Start

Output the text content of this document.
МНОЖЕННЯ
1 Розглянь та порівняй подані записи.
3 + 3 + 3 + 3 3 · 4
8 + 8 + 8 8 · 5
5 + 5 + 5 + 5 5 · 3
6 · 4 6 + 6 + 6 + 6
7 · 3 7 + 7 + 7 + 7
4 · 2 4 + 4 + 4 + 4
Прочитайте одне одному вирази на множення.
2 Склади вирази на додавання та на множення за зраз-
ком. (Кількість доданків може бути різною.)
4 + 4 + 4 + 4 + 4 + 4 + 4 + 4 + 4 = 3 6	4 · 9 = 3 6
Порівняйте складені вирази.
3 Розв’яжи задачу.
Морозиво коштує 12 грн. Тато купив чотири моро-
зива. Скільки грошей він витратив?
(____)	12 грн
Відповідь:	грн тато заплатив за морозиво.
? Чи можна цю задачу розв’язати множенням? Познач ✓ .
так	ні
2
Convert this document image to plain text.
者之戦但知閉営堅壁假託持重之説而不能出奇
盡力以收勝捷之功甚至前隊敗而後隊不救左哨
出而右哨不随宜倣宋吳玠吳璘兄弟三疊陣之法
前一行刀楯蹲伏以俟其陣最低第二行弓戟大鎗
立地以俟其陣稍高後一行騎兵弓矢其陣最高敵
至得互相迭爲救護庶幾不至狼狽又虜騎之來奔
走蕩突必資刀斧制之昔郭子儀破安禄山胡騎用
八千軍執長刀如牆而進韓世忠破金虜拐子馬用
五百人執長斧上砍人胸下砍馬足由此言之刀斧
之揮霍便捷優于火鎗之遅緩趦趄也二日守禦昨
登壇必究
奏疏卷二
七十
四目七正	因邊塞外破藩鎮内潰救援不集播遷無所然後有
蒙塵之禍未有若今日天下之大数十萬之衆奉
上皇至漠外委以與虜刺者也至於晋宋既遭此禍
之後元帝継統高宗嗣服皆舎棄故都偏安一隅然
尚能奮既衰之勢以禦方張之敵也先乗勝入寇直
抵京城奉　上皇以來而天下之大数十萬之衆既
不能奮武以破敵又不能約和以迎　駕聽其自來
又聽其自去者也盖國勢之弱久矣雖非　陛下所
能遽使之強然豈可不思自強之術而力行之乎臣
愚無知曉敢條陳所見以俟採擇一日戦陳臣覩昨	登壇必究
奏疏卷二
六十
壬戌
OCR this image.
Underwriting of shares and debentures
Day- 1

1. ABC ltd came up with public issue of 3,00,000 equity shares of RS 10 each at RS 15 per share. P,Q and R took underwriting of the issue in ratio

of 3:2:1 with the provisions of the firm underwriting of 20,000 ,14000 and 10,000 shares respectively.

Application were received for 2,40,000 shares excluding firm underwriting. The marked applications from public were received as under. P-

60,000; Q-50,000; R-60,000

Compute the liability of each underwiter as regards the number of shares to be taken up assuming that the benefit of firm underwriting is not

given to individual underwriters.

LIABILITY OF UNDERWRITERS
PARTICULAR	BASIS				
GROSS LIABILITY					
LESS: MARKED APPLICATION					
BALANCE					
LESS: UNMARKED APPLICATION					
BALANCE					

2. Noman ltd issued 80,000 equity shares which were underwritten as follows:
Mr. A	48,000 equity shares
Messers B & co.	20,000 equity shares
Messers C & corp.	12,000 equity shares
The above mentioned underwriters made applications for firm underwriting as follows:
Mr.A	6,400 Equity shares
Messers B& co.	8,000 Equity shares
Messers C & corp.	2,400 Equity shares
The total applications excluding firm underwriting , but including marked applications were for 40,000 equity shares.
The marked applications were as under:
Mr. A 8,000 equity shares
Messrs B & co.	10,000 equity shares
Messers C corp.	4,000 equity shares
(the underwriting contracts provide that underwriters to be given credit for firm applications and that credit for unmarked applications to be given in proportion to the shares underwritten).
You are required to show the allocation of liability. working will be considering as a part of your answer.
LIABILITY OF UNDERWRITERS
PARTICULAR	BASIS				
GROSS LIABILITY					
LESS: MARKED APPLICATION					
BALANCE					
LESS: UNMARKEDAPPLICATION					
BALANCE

End

Your instructions |
Reproduce all of the data exactly as given.

Task response |
Output the text content of this document.
МНОЖЕННЯ
1 Розглянь та порівняй подані записи.
3 + 3 + 3 + 3 3 · 4
8 + 8 + 8 8 · 5
5 + 5 + 5 + 5 5 · 3
6 · 4 6 + 6 + 6 + 6
7 · 3 7 + 7 + 7 + 7
4 · 2 4 + 4 + 4 + 4
Прочитайте одне одному вирази на множення.
2 Склади вирази на додавання та на множення за зраз-
ком. (Кількість доданків може бути різною.)
4 + 4 + 4 + 4 + 4 + 4 + 4 + 4 + 4 = 3 6	4 · 9 = 3 6
Порівняйте складені вирази.
3 Розв’яжи задачу.
Морозиво коштує 12 грн. Тато купив чотири моро-
зива. Скільки грошей він витратив?
(____)	12 грн
Відповідь:	грн тато заплатив за морозиво.
? Чи можна цю задачу розв’язати множенням? Познач ✓ .
так	ні
2
Convert this document image to plain text.
者之戦但知閉営堅壁假託持重之説而不能出奇
盡力以收勝捷之功甚至前隊敗而後隊不救左哨
出而右哨不随宜倣宋吳玠吳璘兄弟三疊陣之法
前一行刀楯蹲伏以俟其陣最低第二行弓戟大鎗
立地以俟其陣稍高後一行騎兵弓矢其陣最高敵
至得互相迭爲救護庶幾不至狼狽又虜騎之來奔
走蕩突必資刀斧制之昔郭子儀破安禄山胡騎用
八千軍執長刀如牆而進韓世忠破金虜拐子馬用
五百人執長斧上砍人胸下砍馬足由此言之刀斧
之揮霍便捷優于火鎗之遅緩趦趄也二日守禦昨
登壇必究
奏疏卷二
七十
四目七正	因邊塞外破藩鎮内潰救援不集播遷無所然後有
蒙塵之禍未有若今日天下之大数十萬之衆奉
上皇至漠外委以與虜刺者也至於晋宋既遭此禍
之後元帝継統高宗嗣服皆舎棄故都偏安一隅然
尚能奮既衰之勢以禦方張之敵也先乗勝入寇直
抵京城奉　上皇以來而天下之大数十萬之衆既
不能奮武以破敵又不能約和以迎　駕聽其自來
又聽其自去者也盖國勢之弱久矣雖非　陛下所
能遽使之強然豈可不思自強之術而力行之乎臣
愚無知曉敢條陳所見以俟採擇一日戦陳臣覩昨	登壇必究
奏疏卷二
六十
壬戌
OCR this image.
Underwriting of shares and debentures
Day- 1

1. ABC ltd came up with public issue of 3,00,000 equity shares of RS 10 each at RS 15 per share. P,Q and R took underwriting of the issue in ratio

of 3:2:1 with the provisions of the firm underwriting of 20,000 ,14000 and 10,000 shares respectively.

Application were received for 2,40,000 shares excluding firm underwriting. The marked applications from public were received as under. P-

60,000; Q-50,000; R-60,000

Compute the liability of each underwiter as regards the number of shares to be taken up assuming that the benefit of firm underwriting is not

given to individual underwriters.

LIABILITY OF UNDERWRITERS
PARTICULAR	BASIS				
GROSS LIABILITY					
LESS: MARKED APPLICATION					
BALANCE					
LESS: UNMARKED APPLICATION					
BALANCE					

2. Noman ltd issued 80,000 equity shares which were underwritten as follows:
Mr. A	48,000 equity shares
Messers B & co.	20,000 equity shares
Messers C & corp.	12,000 equity shares
The above mentioned underwriters made applications for firm underwriting as follows:
Mr.A	6,400 Equity shares
Messers B& co.	8,000 Equity shares
Messers C & corp.	2,400 Equity shares
The total applications excluding firm underwriting , but including marked applications were for 40,000 equity shares.
The marked applications were as under:
Mr. A 8,000 equity shares
Messrs B & co.	10,000 equity shares
Messers C corp.	4,000 equity shares
(the underwriting contracts provide that underwriters to be given credit for firm applications and that credit for unmarked applications to be given in proportion to the shares underwritten).
You are required to show the allocation of liability. working will be considering as a part of your answer.
LIABILITY OF UNDERWRITERS
PARTICULAR	BASIS				
GROSS LIABILITY					
LESS: MARKED APPLICATION					
BALANCE					
LESS: UNMARKEDAPPLICATION					
BALANCE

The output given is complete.